> **Listing**:
= = =

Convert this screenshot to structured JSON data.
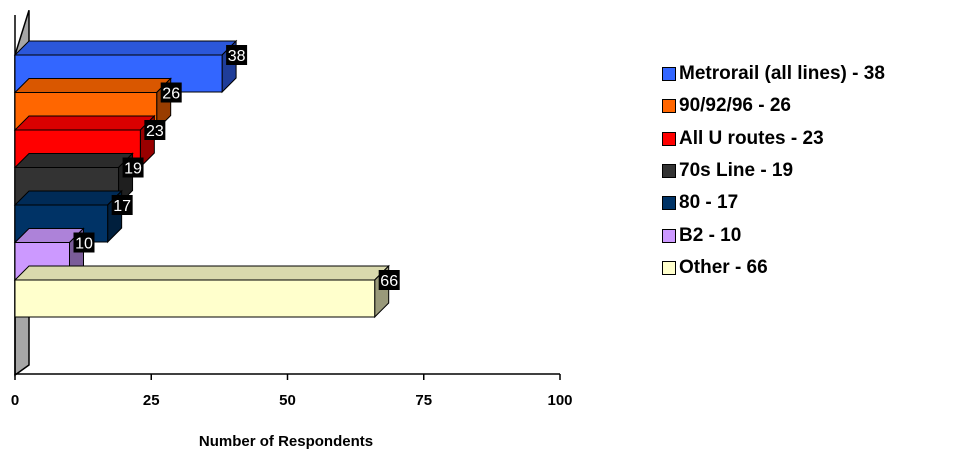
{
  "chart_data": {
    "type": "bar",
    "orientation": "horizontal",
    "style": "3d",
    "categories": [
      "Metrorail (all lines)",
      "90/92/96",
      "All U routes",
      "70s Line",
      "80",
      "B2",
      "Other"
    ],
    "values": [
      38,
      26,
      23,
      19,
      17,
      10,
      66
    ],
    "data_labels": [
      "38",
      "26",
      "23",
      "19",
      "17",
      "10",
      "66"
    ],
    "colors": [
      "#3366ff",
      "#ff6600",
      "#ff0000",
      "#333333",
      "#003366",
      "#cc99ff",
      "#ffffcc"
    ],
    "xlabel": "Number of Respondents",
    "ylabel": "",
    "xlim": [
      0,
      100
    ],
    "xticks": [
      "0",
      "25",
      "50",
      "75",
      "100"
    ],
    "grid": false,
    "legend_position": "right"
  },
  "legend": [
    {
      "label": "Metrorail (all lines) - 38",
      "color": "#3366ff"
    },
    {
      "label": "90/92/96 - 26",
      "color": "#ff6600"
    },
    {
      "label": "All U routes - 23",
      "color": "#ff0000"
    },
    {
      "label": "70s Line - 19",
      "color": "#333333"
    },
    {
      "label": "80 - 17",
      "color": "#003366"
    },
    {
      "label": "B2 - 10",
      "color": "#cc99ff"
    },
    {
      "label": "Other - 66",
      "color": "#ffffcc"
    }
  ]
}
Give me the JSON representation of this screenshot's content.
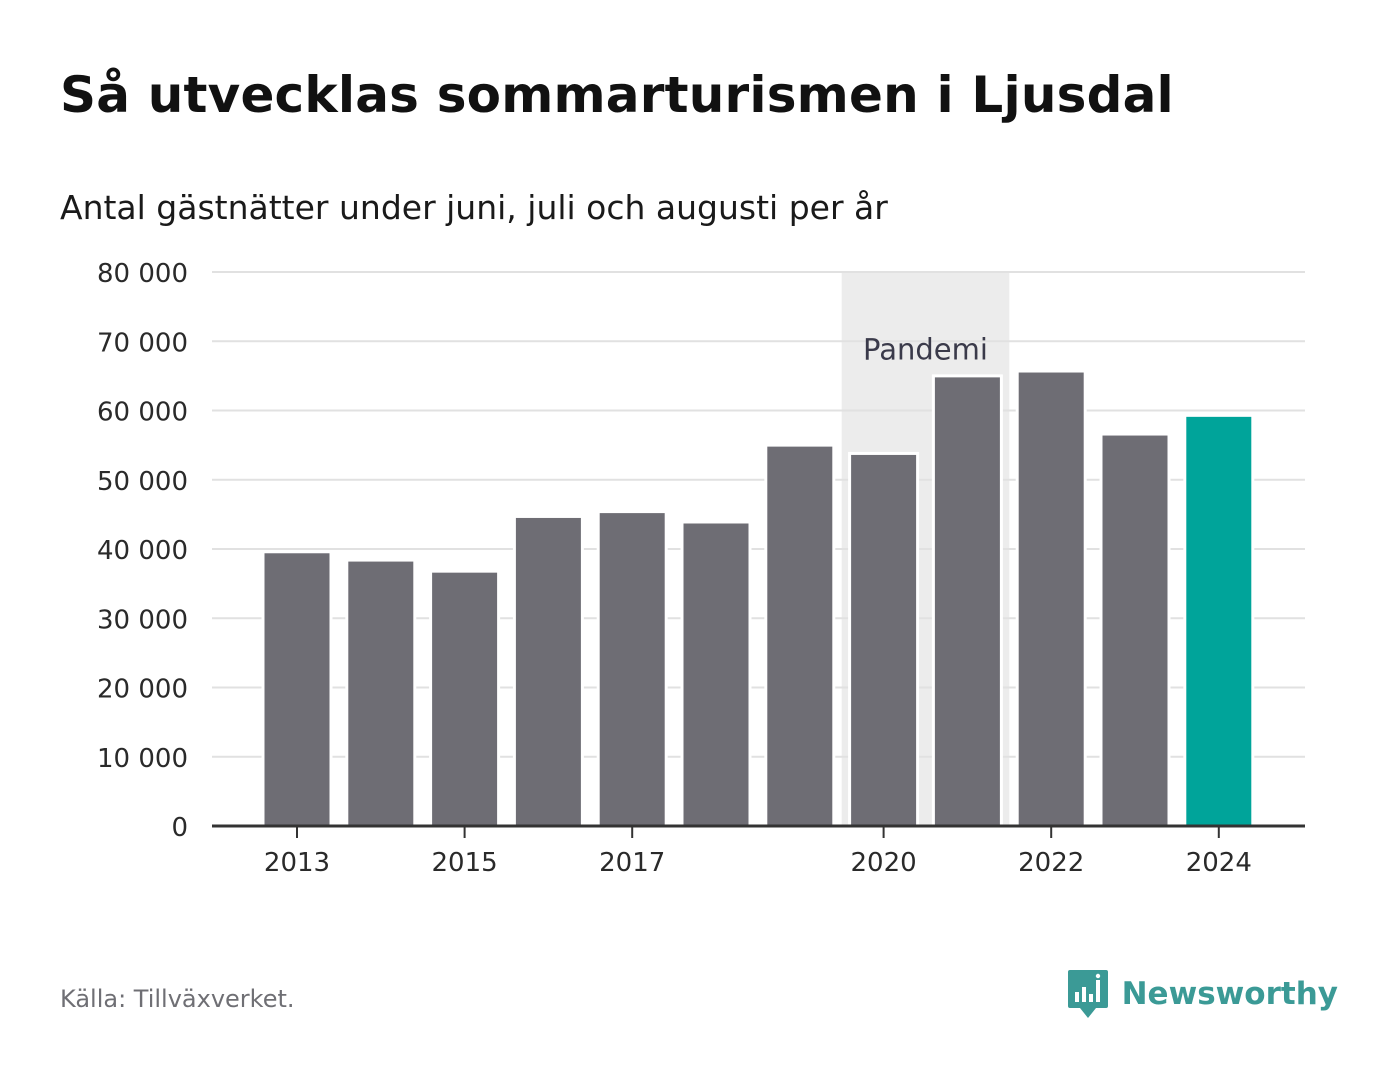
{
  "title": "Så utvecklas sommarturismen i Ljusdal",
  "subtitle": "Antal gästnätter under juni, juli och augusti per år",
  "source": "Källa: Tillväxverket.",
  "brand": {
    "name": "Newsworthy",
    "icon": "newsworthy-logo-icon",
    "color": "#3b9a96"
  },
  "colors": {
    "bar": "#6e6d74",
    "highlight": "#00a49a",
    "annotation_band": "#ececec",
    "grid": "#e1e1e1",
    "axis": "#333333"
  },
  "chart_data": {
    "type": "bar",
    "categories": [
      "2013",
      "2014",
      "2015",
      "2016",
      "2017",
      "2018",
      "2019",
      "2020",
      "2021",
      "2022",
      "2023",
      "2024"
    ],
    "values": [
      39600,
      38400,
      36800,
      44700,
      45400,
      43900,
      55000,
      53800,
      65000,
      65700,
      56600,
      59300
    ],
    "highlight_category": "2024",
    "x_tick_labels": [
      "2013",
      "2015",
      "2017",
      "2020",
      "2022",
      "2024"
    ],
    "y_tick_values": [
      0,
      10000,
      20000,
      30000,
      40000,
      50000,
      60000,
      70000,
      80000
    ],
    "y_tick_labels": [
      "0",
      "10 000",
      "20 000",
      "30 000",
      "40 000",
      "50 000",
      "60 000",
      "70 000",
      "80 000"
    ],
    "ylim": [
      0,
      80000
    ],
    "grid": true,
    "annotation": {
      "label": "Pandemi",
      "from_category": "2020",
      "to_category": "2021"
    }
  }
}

= = =

> **Problem description**: Write the entries above out again exactly, but not the pictures.

> **Worked answer**:
Convert this screenshot to structured JSON data.
{
  "chart_data": {
    "type": "bar",
    "orientation": "horizontal",
    "style": "3d",
    "categories": [
      "Metrorail (all lines)",
      "90/92/96",
      "All U routes",
      "70s Line",
      "80",
      "B2",
      "Other"
    ],
    "values": [
      38,
      26,
      23,
      19,
      17,
      10,
      66
    ],
    "data_labels": [
      "38",
      "26",
      "23",
      "19",
      "17",
      "10",
      "66"
    ],
    "colors": [
      "#3366ff",
      "#ff6600",
      "#ff0000",
      "#333333",
      "#003366",
      "#cc99ff",
      "#ffffcc"
    ],
    "xlabel": "Number of Respondents",
    "ylabel": "",
    "xlim": [
      0,
      100
    ],
    "xticks": [
      "0",
      "25",
      "50",
      "75",
      "100"
    ],
    "grid": false,
    "legend_position": "right"
  },
  "legend": [
    {
      "label": "Metrorail (all lines) - 38",
      "color": "#3366ff"
    },
    {
      "label": "90/92/96 - 26",
      "color": "#ff6600"
    },
    {
      "label": "All U routes - 23",
      "color": "#ff0000"
    },
    {
      "label": "70s Line - 19",
      "color": "#333333"
    },
    {
      "label": "80 - 17",
      "color": "#003366"
    },
    {
      "label": "B2 - 10",
      "color": "#cc99ff"
    },
    {
      "label": "Other - 66",
      "color": "#ffffcc"
    }
  ]
}
Give me the JSON representation of this screenshot's content.
{
  "title": "Så utvecklas sommarturismen i Ljusdal",
  "subtitle": "Antal gästnätter under juni, juli och augusti per år",
  "source": "Källa: Tillväxverket.",
  "brand": {
    "name": "Newsworthy",
    "icon": "newsworthy-logo-icon",
    "color": "#3b9a96"
  },
  "colors": {
    "bar": "#6e6d74",
    "highlight": "#00a49a",
    "annotation_band": "#ececec",
    "grid": "#e1e1e1",
    "axis": "#333333"
  },
  "chart_data": {
    "type": "bar",
    "categories": [
      "2013",
      "2014",
      "2015",
      "2016",
      "2017",
      "2018",
      "2019",
      "2020",
      "2021",
      "2022",
      "2023",
      "2024"
    ],
    "values": [
      39600,
      38400,
      36800,
      44700,
      45400,
      43900,
      55000,
      53800,
      65000,
      65700,
      56600,
      59300
    ],
    "highlight_category": "2024",
    "x_tick_labels": [
      "2013",
      "2015",
      "2017",
      "2020",
      "2022",
      "2024"
    ],
    "y_tick_values": [
      0,
      10000,
      20000,
      30000,
      40000,
      50000,
      60000,
      70000,
      80000
    ],
    "y_tick_labels": [
      "0",
      "10 000",
      "20 000",
      "30 000",
      "40 000",
      "50 000",
      "60 000",
      "70 000",
      "80 000"
    ],
    "ylim": [
      0,
      80000
    ],
    "grid": true,
    "annotation": {
      "label": "Pandemi",
      "from_category": "2020",
      "to_category": "2021"
    }
  }
}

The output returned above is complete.